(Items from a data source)
******

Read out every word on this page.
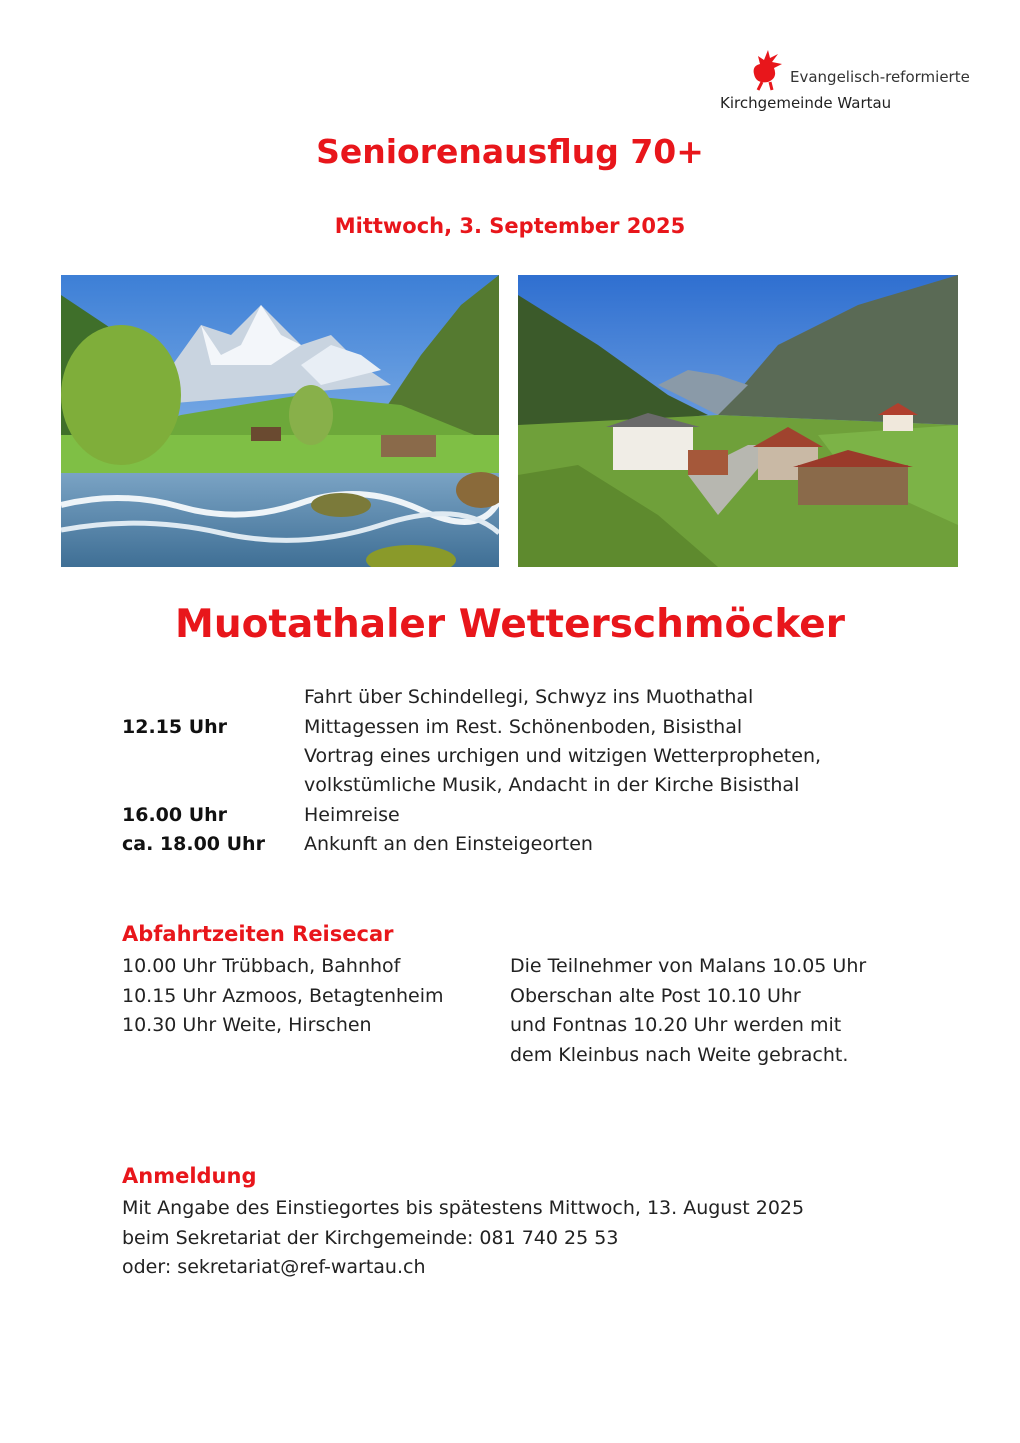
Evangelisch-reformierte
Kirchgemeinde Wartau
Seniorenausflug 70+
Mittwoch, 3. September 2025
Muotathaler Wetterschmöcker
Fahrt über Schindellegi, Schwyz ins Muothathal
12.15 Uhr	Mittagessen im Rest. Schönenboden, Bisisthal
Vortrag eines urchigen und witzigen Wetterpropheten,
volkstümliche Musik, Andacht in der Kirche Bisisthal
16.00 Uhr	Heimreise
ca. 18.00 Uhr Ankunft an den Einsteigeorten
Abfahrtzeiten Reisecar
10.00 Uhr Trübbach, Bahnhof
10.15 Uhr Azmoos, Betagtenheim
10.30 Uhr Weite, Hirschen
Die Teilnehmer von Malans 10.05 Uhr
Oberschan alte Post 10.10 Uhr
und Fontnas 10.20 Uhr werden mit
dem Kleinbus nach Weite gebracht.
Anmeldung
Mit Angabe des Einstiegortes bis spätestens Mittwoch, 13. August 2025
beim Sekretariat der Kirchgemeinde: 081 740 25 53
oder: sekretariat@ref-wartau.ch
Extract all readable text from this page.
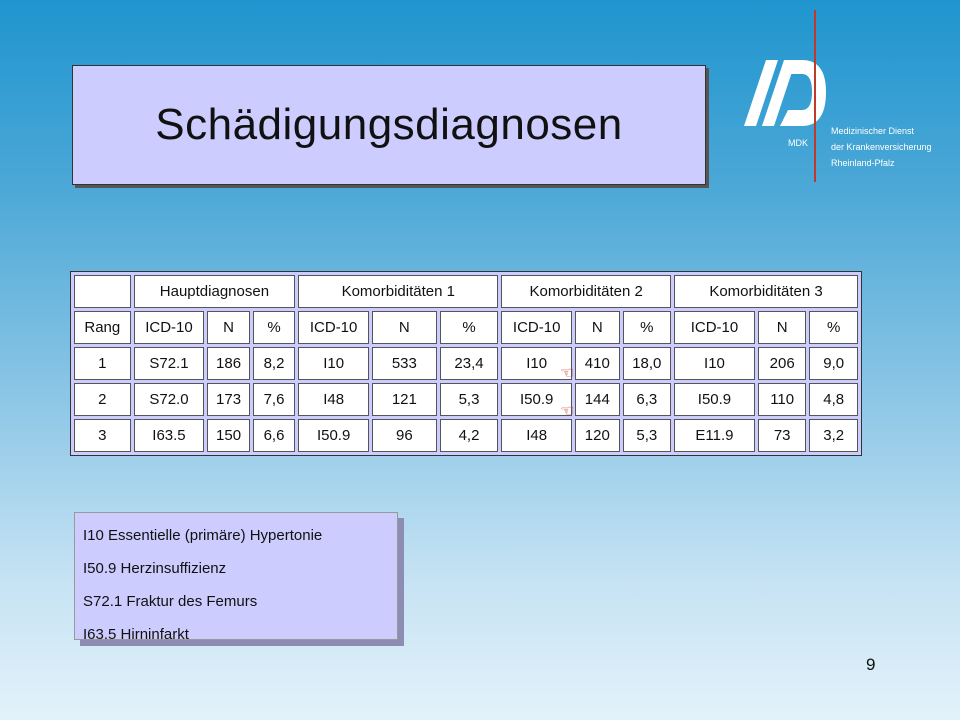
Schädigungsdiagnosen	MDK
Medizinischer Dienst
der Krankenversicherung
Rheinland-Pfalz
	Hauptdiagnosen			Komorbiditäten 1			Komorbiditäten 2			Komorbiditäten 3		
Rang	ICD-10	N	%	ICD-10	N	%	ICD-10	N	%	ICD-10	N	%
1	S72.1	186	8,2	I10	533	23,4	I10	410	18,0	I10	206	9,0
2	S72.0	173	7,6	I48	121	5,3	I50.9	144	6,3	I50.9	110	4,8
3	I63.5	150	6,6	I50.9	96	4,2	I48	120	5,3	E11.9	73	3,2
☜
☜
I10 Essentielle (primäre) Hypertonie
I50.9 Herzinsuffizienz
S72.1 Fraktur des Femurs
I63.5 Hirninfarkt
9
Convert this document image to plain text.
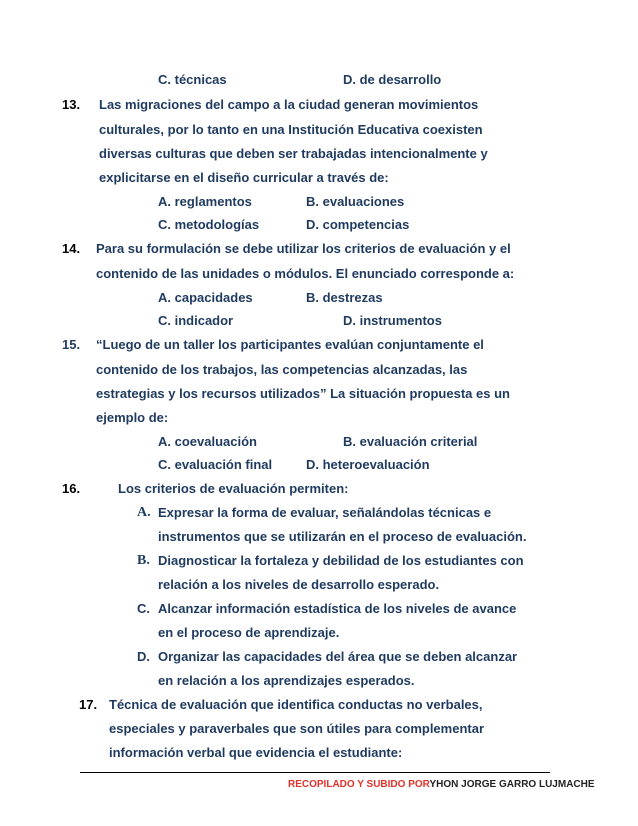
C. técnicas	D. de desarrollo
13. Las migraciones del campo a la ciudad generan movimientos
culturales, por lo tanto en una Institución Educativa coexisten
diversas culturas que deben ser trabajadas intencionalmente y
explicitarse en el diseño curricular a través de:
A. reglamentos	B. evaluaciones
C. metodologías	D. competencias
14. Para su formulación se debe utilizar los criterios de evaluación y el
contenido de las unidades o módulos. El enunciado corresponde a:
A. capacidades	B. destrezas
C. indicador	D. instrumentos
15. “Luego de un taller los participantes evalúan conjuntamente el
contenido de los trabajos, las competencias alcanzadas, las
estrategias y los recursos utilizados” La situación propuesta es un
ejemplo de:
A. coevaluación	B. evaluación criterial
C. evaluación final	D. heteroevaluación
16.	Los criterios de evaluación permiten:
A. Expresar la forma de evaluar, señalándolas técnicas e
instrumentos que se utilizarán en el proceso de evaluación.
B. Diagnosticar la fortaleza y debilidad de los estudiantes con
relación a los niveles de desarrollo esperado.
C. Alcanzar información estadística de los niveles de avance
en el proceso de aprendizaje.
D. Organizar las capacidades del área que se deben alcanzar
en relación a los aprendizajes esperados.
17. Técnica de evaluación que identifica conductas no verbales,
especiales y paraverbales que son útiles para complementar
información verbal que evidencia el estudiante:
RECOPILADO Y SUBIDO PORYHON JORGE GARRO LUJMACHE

******

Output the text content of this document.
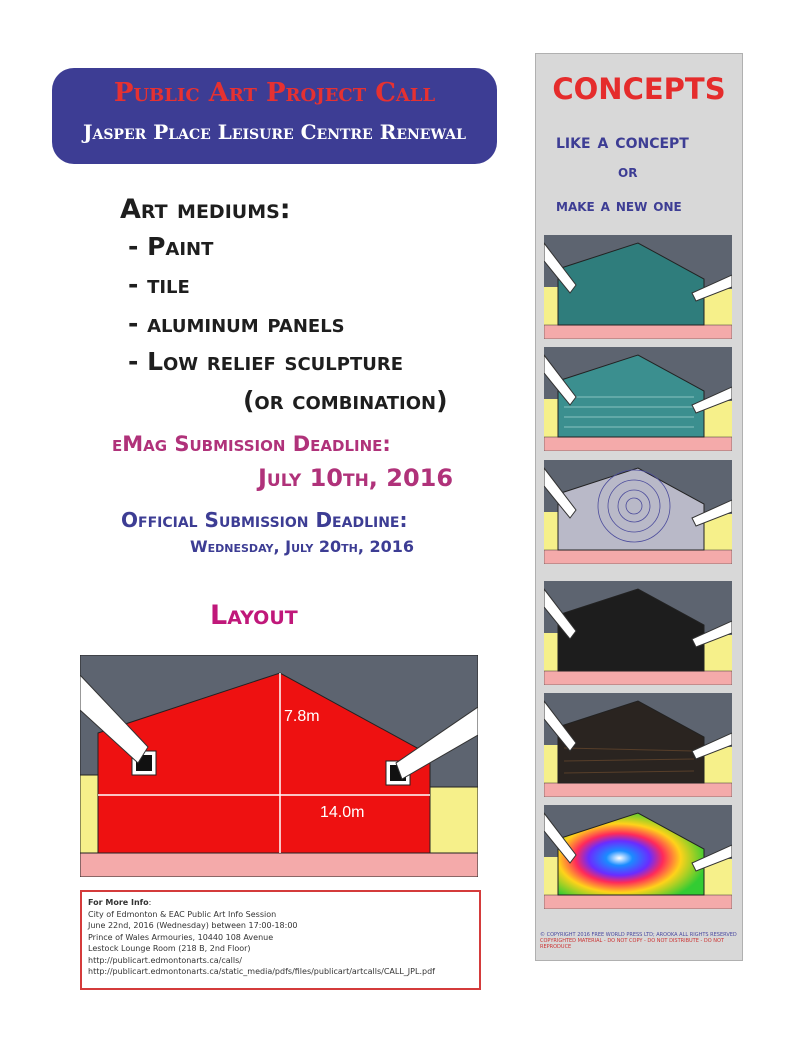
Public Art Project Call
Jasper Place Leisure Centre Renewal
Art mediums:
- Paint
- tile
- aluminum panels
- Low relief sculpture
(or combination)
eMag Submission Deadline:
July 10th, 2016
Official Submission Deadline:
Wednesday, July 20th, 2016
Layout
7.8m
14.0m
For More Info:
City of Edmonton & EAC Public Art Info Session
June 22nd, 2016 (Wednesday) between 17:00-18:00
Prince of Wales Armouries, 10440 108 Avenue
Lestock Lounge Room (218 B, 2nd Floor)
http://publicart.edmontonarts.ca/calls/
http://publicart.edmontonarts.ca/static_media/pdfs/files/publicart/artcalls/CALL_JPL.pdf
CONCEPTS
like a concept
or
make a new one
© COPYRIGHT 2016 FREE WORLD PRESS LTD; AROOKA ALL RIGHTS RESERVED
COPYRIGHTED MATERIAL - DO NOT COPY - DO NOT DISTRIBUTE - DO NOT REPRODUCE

******

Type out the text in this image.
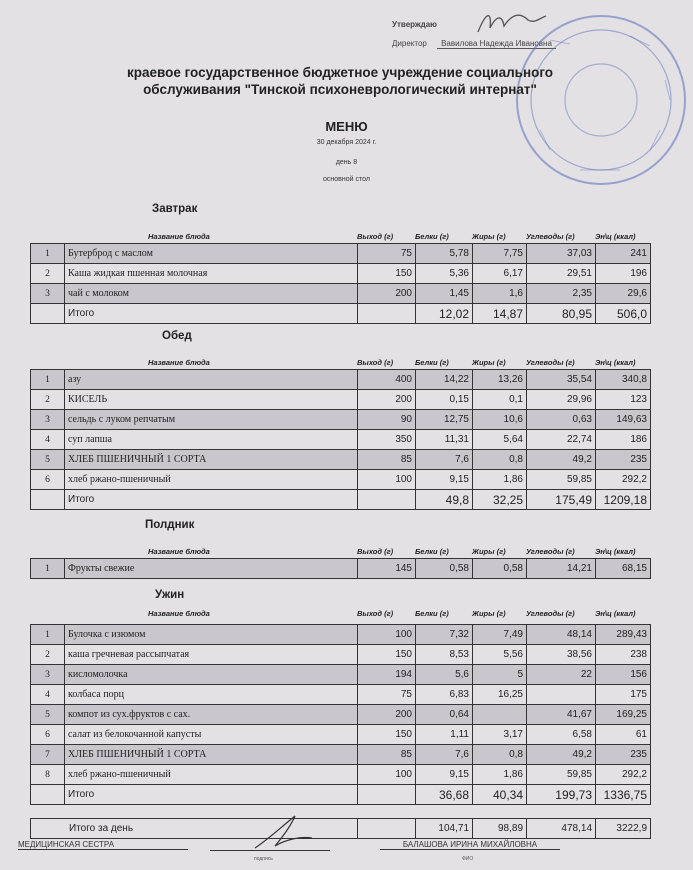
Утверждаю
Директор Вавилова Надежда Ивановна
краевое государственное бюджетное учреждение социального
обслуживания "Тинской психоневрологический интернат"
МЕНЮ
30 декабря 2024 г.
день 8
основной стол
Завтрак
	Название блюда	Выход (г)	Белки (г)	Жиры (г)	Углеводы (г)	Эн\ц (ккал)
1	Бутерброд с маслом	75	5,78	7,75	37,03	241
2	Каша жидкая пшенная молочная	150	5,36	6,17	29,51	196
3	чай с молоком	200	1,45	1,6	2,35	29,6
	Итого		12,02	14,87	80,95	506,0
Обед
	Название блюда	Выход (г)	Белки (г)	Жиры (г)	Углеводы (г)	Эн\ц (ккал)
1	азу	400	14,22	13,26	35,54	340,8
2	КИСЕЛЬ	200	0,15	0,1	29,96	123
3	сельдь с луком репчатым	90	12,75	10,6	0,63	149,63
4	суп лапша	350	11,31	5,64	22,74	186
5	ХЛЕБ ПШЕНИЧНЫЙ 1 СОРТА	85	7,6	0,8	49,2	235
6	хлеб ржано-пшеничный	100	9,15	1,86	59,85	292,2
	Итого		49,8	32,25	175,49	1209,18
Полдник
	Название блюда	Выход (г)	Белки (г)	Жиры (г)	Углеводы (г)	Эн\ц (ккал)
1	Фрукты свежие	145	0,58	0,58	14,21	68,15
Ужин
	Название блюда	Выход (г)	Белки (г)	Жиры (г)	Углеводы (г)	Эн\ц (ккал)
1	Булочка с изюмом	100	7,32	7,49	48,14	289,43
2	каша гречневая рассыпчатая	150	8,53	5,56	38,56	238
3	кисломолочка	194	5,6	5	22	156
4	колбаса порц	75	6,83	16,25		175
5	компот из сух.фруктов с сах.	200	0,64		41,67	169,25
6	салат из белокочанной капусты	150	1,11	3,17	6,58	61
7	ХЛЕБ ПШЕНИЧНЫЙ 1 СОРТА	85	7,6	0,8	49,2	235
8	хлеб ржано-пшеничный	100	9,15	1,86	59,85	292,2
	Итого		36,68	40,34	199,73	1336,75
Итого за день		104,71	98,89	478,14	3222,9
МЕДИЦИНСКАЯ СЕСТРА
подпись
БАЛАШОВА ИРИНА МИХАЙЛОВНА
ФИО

******

• **TASK GOAL**:
Extract lines where the string "Wednesday" occurs.

• **TASK SOLUTION**:
Wednesday, July 20th, 2016
June 22nd, 2016 (Wednesday) between 17:00-18:00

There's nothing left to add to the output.